What the exercise asks:
Extract the entries in their exact form.
****
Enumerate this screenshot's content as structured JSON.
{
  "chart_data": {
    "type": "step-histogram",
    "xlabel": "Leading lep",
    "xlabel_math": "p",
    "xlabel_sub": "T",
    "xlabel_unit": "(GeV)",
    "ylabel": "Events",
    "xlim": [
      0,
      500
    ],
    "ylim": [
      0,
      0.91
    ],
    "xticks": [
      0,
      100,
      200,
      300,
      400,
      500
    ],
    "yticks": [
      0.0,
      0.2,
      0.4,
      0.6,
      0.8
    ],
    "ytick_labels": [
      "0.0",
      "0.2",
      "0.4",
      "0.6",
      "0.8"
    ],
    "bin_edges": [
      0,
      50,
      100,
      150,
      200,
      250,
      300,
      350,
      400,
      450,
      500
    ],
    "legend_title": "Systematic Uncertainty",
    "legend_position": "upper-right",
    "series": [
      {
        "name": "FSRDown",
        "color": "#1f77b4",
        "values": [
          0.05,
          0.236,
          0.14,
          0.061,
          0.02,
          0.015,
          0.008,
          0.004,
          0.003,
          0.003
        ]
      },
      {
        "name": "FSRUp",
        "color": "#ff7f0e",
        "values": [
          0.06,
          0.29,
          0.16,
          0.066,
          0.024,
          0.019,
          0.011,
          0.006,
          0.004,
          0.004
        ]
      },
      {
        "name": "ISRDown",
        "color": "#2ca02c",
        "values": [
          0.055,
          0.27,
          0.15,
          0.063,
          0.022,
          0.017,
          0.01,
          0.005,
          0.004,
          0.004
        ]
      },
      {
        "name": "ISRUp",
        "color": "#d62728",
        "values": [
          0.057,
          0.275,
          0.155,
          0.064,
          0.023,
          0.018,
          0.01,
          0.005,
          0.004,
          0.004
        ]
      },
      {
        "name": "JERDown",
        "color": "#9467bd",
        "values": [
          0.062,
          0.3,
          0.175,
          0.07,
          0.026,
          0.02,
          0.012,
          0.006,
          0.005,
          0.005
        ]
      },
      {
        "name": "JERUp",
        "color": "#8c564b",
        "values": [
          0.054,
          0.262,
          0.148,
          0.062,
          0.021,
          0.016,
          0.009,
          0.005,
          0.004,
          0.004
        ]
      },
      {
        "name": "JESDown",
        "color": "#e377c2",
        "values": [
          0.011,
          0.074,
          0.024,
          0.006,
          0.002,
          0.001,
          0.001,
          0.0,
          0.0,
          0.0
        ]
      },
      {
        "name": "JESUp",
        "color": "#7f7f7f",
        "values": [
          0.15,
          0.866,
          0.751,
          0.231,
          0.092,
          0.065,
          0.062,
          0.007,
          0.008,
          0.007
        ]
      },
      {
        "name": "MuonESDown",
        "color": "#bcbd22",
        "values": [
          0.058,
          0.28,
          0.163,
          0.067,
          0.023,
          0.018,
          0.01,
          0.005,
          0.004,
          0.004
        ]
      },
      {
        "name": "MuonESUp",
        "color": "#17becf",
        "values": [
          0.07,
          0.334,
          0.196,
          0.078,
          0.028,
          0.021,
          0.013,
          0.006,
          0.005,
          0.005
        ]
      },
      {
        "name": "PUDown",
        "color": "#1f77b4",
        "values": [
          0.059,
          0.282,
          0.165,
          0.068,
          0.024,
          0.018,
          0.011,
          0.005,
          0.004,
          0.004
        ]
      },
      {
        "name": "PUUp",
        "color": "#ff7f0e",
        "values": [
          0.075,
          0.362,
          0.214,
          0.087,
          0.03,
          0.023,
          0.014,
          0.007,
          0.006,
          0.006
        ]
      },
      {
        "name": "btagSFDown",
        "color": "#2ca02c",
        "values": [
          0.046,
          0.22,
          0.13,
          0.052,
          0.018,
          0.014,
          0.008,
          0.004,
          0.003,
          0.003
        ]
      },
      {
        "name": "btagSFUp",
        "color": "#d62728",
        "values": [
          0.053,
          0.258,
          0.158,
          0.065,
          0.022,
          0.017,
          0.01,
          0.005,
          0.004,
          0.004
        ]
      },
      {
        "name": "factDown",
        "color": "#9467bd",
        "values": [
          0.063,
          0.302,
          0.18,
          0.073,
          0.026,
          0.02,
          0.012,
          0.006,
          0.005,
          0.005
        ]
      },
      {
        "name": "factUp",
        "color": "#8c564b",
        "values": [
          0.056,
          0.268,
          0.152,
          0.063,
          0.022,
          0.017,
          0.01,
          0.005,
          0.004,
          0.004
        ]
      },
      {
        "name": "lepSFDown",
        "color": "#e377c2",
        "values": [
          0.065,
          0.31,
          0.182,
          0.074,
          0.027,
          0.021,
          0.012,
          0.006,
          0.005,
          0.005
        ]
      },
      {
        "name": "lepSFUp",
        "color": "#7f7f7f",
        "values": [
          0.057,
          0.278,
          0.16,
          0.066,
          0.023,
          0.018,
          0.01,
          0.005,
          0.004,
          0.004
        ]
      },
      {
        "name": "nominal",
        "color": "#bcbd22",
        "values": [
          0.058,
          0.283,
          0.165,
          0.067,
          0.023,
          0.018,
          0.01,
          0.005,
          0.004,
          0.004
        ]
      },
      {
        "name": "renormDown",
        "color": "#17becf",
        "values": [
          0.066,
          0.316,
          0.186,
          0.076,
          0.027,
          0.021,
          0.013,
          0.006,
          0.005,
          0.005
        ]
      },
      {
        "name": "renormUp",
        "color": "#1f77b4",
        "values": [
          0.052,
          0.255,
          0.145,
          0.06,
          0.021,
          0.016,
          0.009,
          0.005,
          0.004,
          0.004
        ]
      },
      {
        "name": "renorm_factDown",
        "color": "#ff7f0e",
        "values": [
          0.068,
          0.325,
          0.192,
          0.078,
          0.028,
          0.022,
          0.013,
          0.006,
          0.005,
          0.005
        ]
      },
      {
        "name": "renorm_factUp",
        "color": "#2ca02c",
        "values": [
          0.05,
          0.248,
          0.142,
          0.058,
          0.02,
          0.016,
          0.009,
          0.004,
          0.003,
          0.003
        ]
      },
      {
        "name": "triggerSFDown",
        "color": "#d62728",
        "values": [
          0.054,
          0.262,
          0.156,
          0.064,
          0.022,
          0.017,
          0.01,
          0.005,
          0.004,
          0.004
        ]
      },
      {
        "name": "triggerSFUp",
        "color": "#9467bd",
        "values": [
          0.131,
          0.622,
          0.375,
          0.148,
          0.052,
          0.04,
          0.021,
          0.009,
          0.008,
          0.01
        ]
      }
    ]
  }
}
****
Result of this task:
Enumerate this screenshot's content as structured JSON.
{
  "chart_data": {
    "type": "step-histogram",
    "xlabel": "Leading lep",
    "xlabel_math": "p",
    "xlabel_sub": "T",
    "xlabel_unit": "(GeV)",
    "ylabel": "Events",
    "xlim": [
      0,
      500
    ],
    "ylim": [
      0,
      0.91
    ],
    "xticks": [
      0,
      100,
      200,
      300,
      400,
      500
    ],
    "yticks": [
      0.0,
      0.2,
      0.4,
      0.6,
      0.8
    ],
    "ytick_labels": [
      "0.0",
      "0.2",
      "0.4",
      "0.6",
      "0.8"
    ],
    "bin_edges": [
      0,
      50,
      100,
      150,
      200,
      250,
      300,
      350,
      400,
      450,
      500
    ],
    "legend_title": "Systematic Uncertainty",
    "legend_position": "upper-right",
    "series": [
      {
        "name": "FSRDown",
        "color": "#1f77b4",
        "values": [
          0.05,
          0.236,
          0.14,
          0.061,
          0.02,
          0.015,
          0.008,
          0.004,
          0.003,
          0.003
        ]
      },
      {
        "name": "FSRUp",
        "color": "#ff7f0e",
        "values": [
          0.06,
          0.29,
          0.16,
          0.066,
          0.024,
          0.019,
          0.011,
          0.006,
          0.004,
          0.004
        ]
      },
      {
        "name": "ISRDown",
        "color": "#2ca02c",
        "values": [
          0.055,
          0.27,
          0.15,
          0.063,
          0.022,
          0.017,
          0.01,
          0.005,
          0.004,
          0.004
        ]
      },
      {
        "name": "ISRUp",
        "color": "#d62728",
        "values": [
          0.057,
          0.275,
          0.155,
          0.064,
          0.023,
          0.018,
          0.01,
          0.005,
          0.004,
          0.004
        ]
      },
      {
        "name": "JERDown",
        "color": "#9467bd",
        "values": [
          0.062,
          0.3,
          0.175,
          0.07,
          0.026,
          0.02,
          0.012,
          0.006,
          0.005,
          0.005
        ]
      },
      {
        "name": "JERUp",
        "color": "#8c564b",
        "values": [
          0.054,
          0.262,
          0.148,
          0.062,
          0.021,
          0.016,
          0.009,
          0.005,
          0.004,
          0.004
        ]
      },
      {
        "name": "JESDown",
        "color": "#e377c2",
        "values": [
          0.011,
          0.074,
          0.024,
          0.006,
          0.002,
          0.001,
          0.001,
          0.0,
          0.0,
          0.0
        ]
      },
      {
        "name": "JESUp",
        "color": "#7f7f7f",
        "values": [
          0.15,
          0.866,
          0.751,
          0.231,
          0.092,
          0.065,
          0.062,
          0.007,
          0.008,
          0.007
        ]
      },
      {
        "name": "MuonESDown",
        "color": "#bcbd22",
        "values": [
          0.058,
          0.28,
          0.163,
          0.067,
          0.023,
          0.018,
          0.01,
          0.005,
          0.004,
          0.004
        ]
      },
      {
        "name": "MuonESUp",
        "color": "#17becf",
        "values": [
          0.07,
          0.334,
          0.196,
          0.078,
          0.028,
          0.021,
          0.013,
          0.006,
          0.005,
          0.005
        ]
      },
      {
        "name": "PUDown",
        "color": "#1f77b4",
        "values": [
          0.059,
          0.282,
          0.165,
          0.068,
          0.024,
          0.018,
          0.011,
          0.005,
          0.004,
          0.004
        ]
      },
      {
        "name": "PUUp",
        "color": "#ff7f0e",
        "values": [
          0.075,
          0.362,
          0.214,
          0.087,
          0.03,
          0.023,
          0.014,
          0.007,
          0.006,
          0.006
        ]
      },
      {
        "name": "btagSFDown",
        "color": "#2ca02c",
        "values": [
          0.046,
          0.22,
          0.13,
          0.052,
          0.018,
          0.014,
          0.008,
          0.004,
          0.003,
          0.003
        ]
      },
      {
        "name": "btagSFUp",
        "color": "#d62728",
        "values": [
          0.053,
          0.258,
          0.158,
          0.065,
          0.022,
          0.017,
          0.01,
          0.005,
          0.004,
          0.004
        ]
      },
      {
        "name": "factDown",
        "color": "#9467bd",
        "values": [
          0.063,
          0.302,
          0.18,
          0.073,
          0.026,
          0.02,
          0.012,
          0.006,
          0.005,
          0.005
        ]
      },
      {
        "name": "factUp",
        "color": "#8c564b",
        "values": [
          0.056,
          0.268,
          0.152,
          0.063,
          0.022,
          0.017,
          0.01,
          0.005,
          0.004,
          0.004
        ]
      },
      {
        "name": "lepSFDown",
        "color": "#e377c2",
        "values": [
          0.065,
          0.31,
          0.182,
          0.074,
          0.027,
          0.021,
          0.012,
          0.006,
          0.005,
          0.005
        ]
      },
      {
        "name": "lepSFUp",
        "color": "#7f7f7f",
        "values": [
          0.057,
          0.278,
          0.16,
          0.066,
          0.023,
          0.018,
          0.01,
          0.005,
          0.004,
          0.004
        ]
      },
      {
        "name": "nominal",
        "color": "#bcbd22",
        "values": [
          0.058,
          0.283,
          0.165,
          0.067,
          0.023,
          0.018,
          0.01,
          0.005,
          0.004,
          0.004
        ]
      },
      {
        "name": "renormDown",
        "color": "#17becf",
        "values": [
          0.066,
          0.316,
          0.186,
          0.076,
          0.027,
          0.021,
          0.013,
          0.006,
          0.005,
          0.005
        ]
      },
      {
        "name": "renormUp",
        "color": "#1f77b4",
        "values": [
          0.052,
          0.255,
          0.145,
          0.06,
          0.021,
          0.016,
          0.009,
          0.005,
          0.004,
          0.004
        ]
      },
      {
        "name": "renorm_factDown",
        "color": "#ff7f0e",
        "values": [
          0.068,
          0.325,
          0.192,
          0.078,
          0.028,
          0.022,
          0.013,
          0.006,
          0.005,
          0.005
        ]
      },
      {
        "name": "renorm_factUp",
        "color": "#2ca02c",
        "values": [
          0.05,
          0.248,
          0.142,
          0.058,
          0.02,
          0.016,
          0.009,
          0.004,
          0.003,
          0.003
        ]
      },
      {
        "name": "triggerSFDown",
        "color": "#d62728",
        "values": [
          0.054,
          0.262,
          0.156,
          0.064,
          0.022,
          0.017,
          0.01,
          0.005,
          0.004,
          0.004
        ]
      },
      {
        "name": "triggerSFUp",
        "color": "#9467bd",
        "values": [
          0.131,
          0.622,
          0.375,
          0.148,
          0.052,
          0.04,
          0.021,
          0.009,
          0.008,
          0.01
        ]
      }
    ]
  }
}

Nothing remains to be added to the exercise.